» EXERCISE DATA:
══════════

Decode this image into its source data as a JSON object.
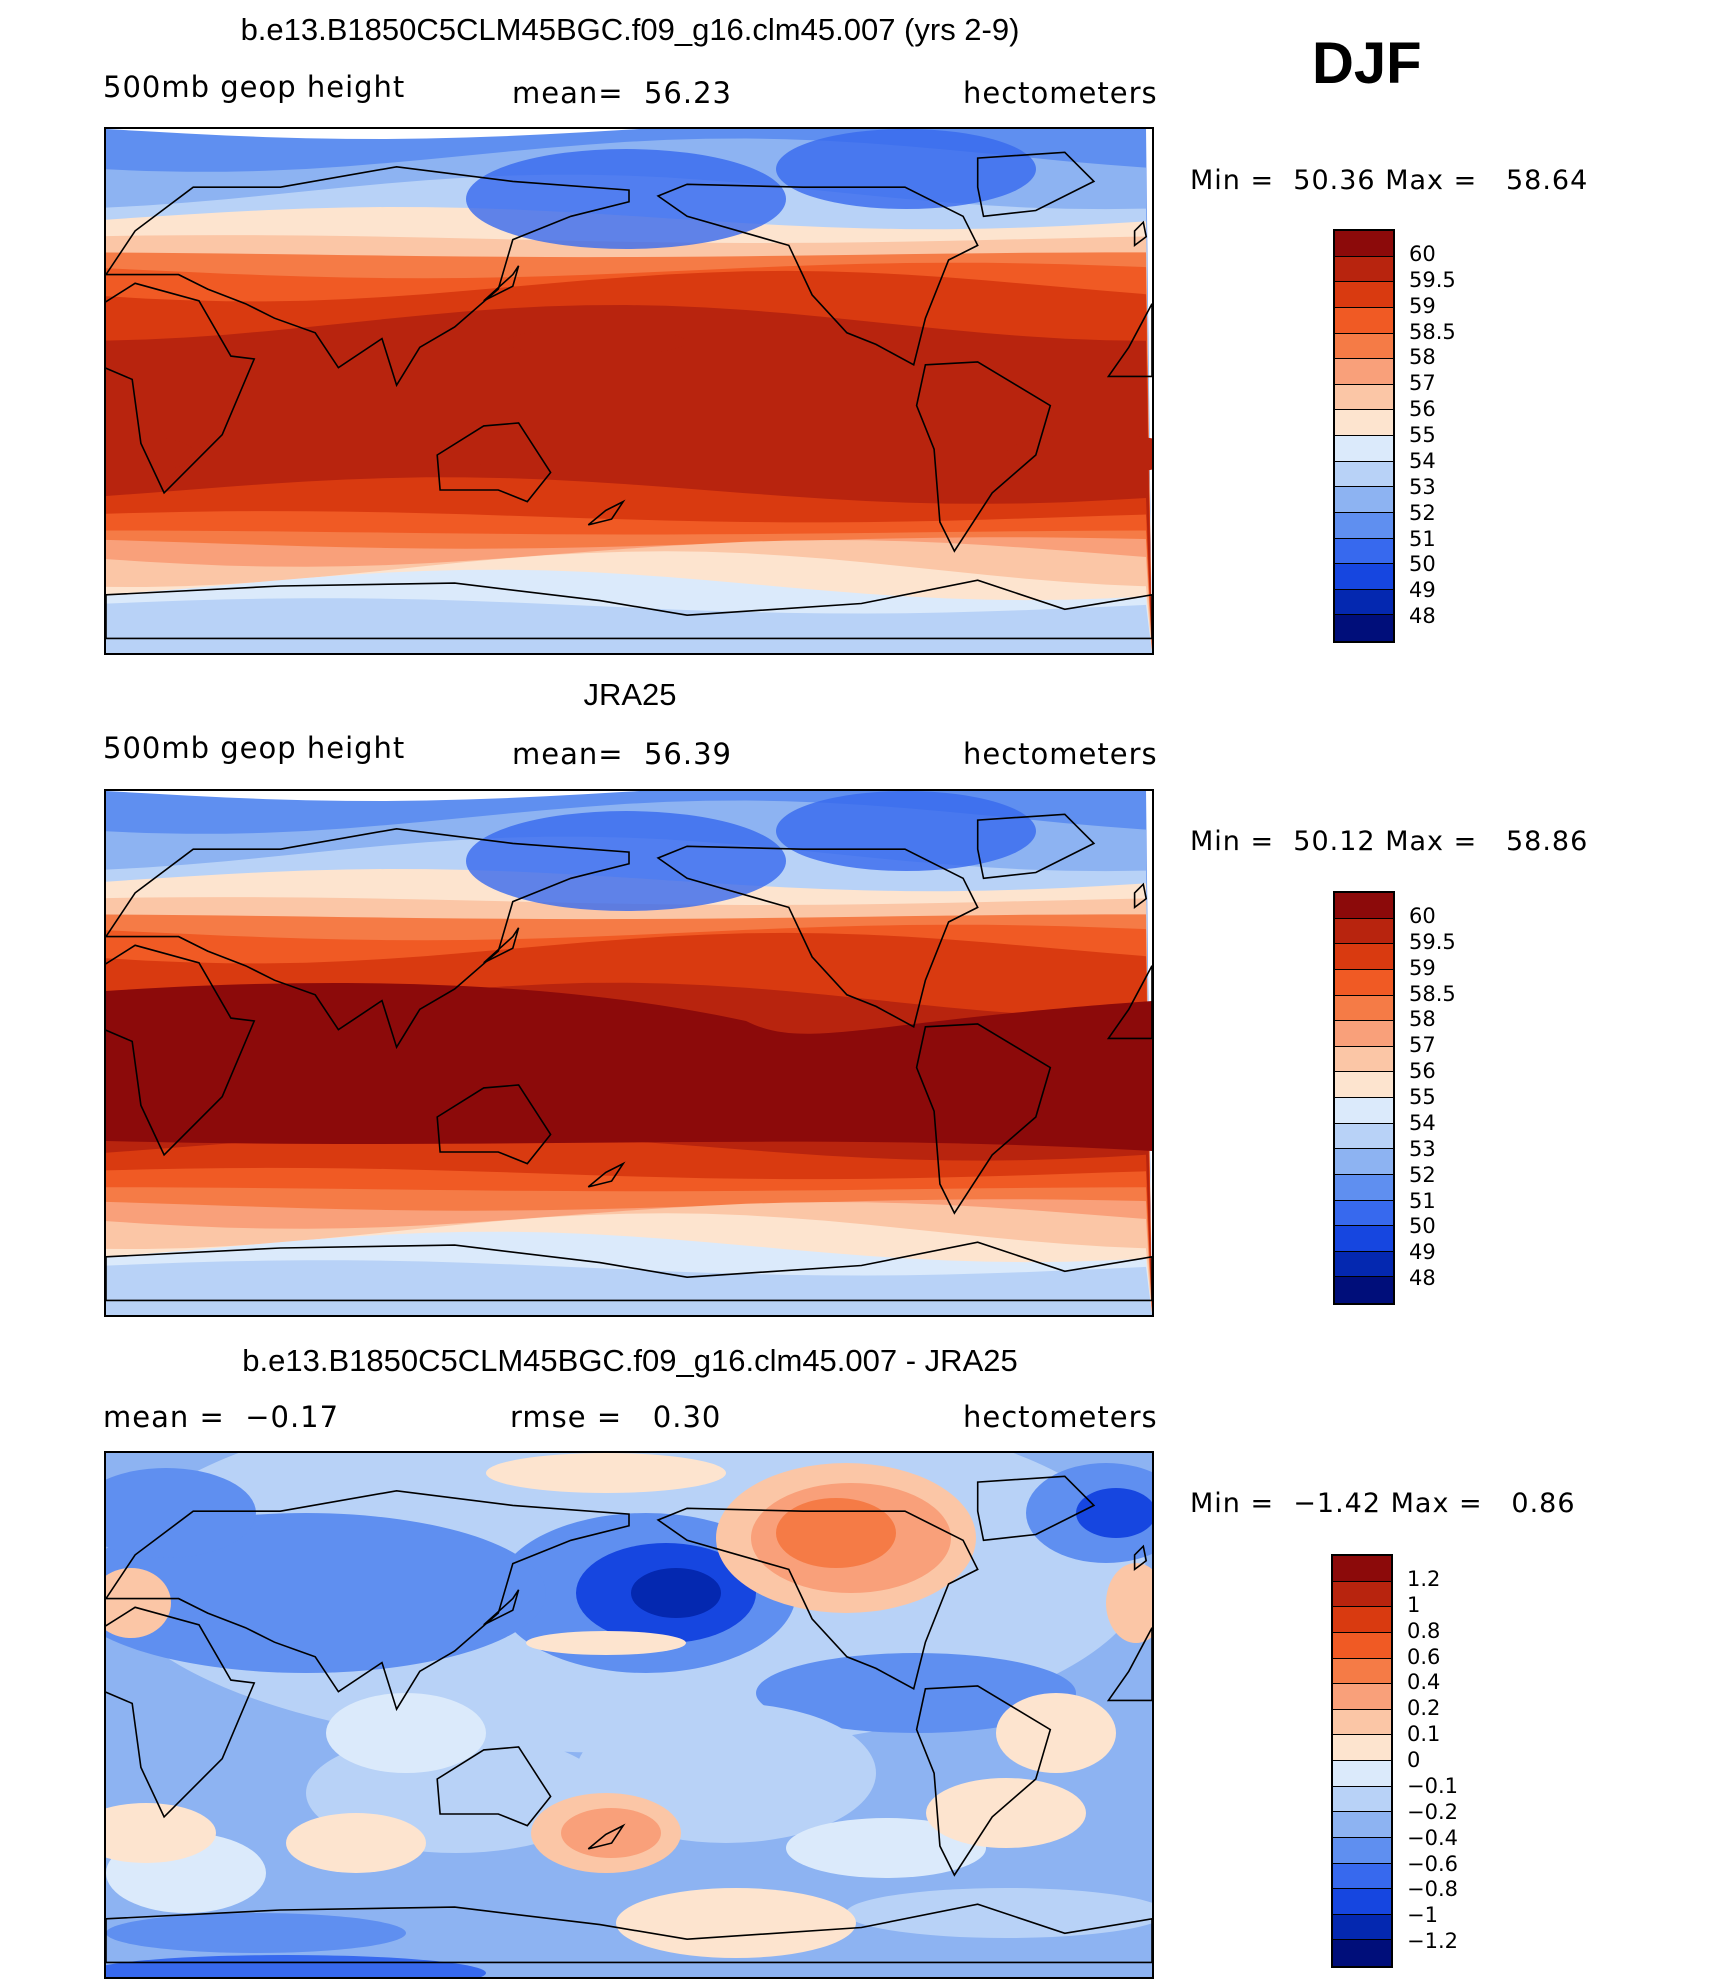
{
  "season": "DJF",
  "panels": [
    {
      "title": "b.e13.B1850C5CLM45BGC.f09_g16.clm45.007 (yrs 2-9)",
      "left_label": "500mb geop height",
      "center_label": "mean=  56.23",
      "right_label": "hectometers",
      "min_label": "Min = ",
      "min_value": "50.36",
      "max_label": "Max = ",
      "max_value": "58.64",
      "field": "model",
      "colorbar": {
        "labels": [
          "60",
          "59.5",
          "59",
          "58.5",
          "58",
          "57",
          "56",
          "55",
          "54",
          "53",
          "52",
          "51",
          "50",
          "49",
          "48"
        ],
        "colors": [
          "#8c0a0a",
          "#b8240e",
          "#d93a10",
          "#f05a24",
          "#f57b46",
          "#f9a07a",
          "#fbc6a6",
          "#fde4cf",
          "#dbeafb",
          "#b8d2f7",
          "#8db3f2",
          "#5f8ff0",
          "#3769ee",
          "#1646e0",
          "#0428b0",
          "#000e7a"
        ]
      }
    },
    {
      "title": "JRA25",
      "left_label": "500mb geop height",
      "center_label": "mean=  56.39",
      "right_label": "hectometers",
      "min_label": "Min = ",
      "min_value": "50.12",
      "max_label": "Max = ",
      "max_value": "58.86",
      "field": "obs",
      "colorbar": {
        "labels": [
          "60",
          "59.5",
          "59",
          "58.5",
          "58",
          "57",
          "56",
          "55",
          "54",
          "53",
          "52",
          "51",
          "50",
          "49",
          "48"
        ],
        "colors": [
          "#8c0a0a",
          "#b8240e",
          "#d93a10",
          "#f05a24",
          "#f57b46",
          "#f9a07a",
          "#fbc6a6",
          "#fde4cf",
          "#dbeafb",
          "#b8d2f7",
          "#8db3f2",
          "#5f8ff0",
          "#3769ee",
          "#1646e0",
          "#0428b0",
          "#000e7a"
        ]
      }
    },
    {
      "title": "b.e13.B1850C5CLM45BGC.f09_g16.clm45.007 - JRA25",
      "left_label": "mean =  −0.17",
      "center_label": "rmse =   0.30",
      "right_label": "hectometers",
      "min_label": "Min = ",
      "min_value": "−1.42",
      "max_label": "Max = ",
      "max_value": "0.86",
      "field": "diff",
      "colorbar": {
        "labels": [
          "1.2",
          "1",
          "0.8",
          "0.6",
          "0.4",
          "0.2",
          "0.1",
          "0",
          "−0.1",
          "−0.2",
          "−0.4",
          "−0.6",
          "−0.8",
          "−1",
          "−1.2"
        ],
        "colors": [
          "#8c0a0a",
          "#b8240e",
          "#d93a10",
          "#f05a24",
          "#f57b46",
          "#f9a07a",
          "#fbc6a6",
          "#fde4cf",
          "#dbeafb",
          "#b8d2f7",
          "#8db3f2",
          "#5f8ff0",
          "#3769ee",
          "#1646e0",
          "#0428b0",
          "#000e7a"
        ]
      }
    }
  ]
}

══════════

Using the listing above, return all lines where the word "title" occurs.

» WRITTEN ANSWER:
      "title": "b.e13.B1850C5CLM45BGC.f09_g16.clm45.007 (yrs 2-9)",
      "title": "JRA25",
      "title": "b.e13.B1850C5CLM45BGC.f09_g16.clm45.007 - JRA25",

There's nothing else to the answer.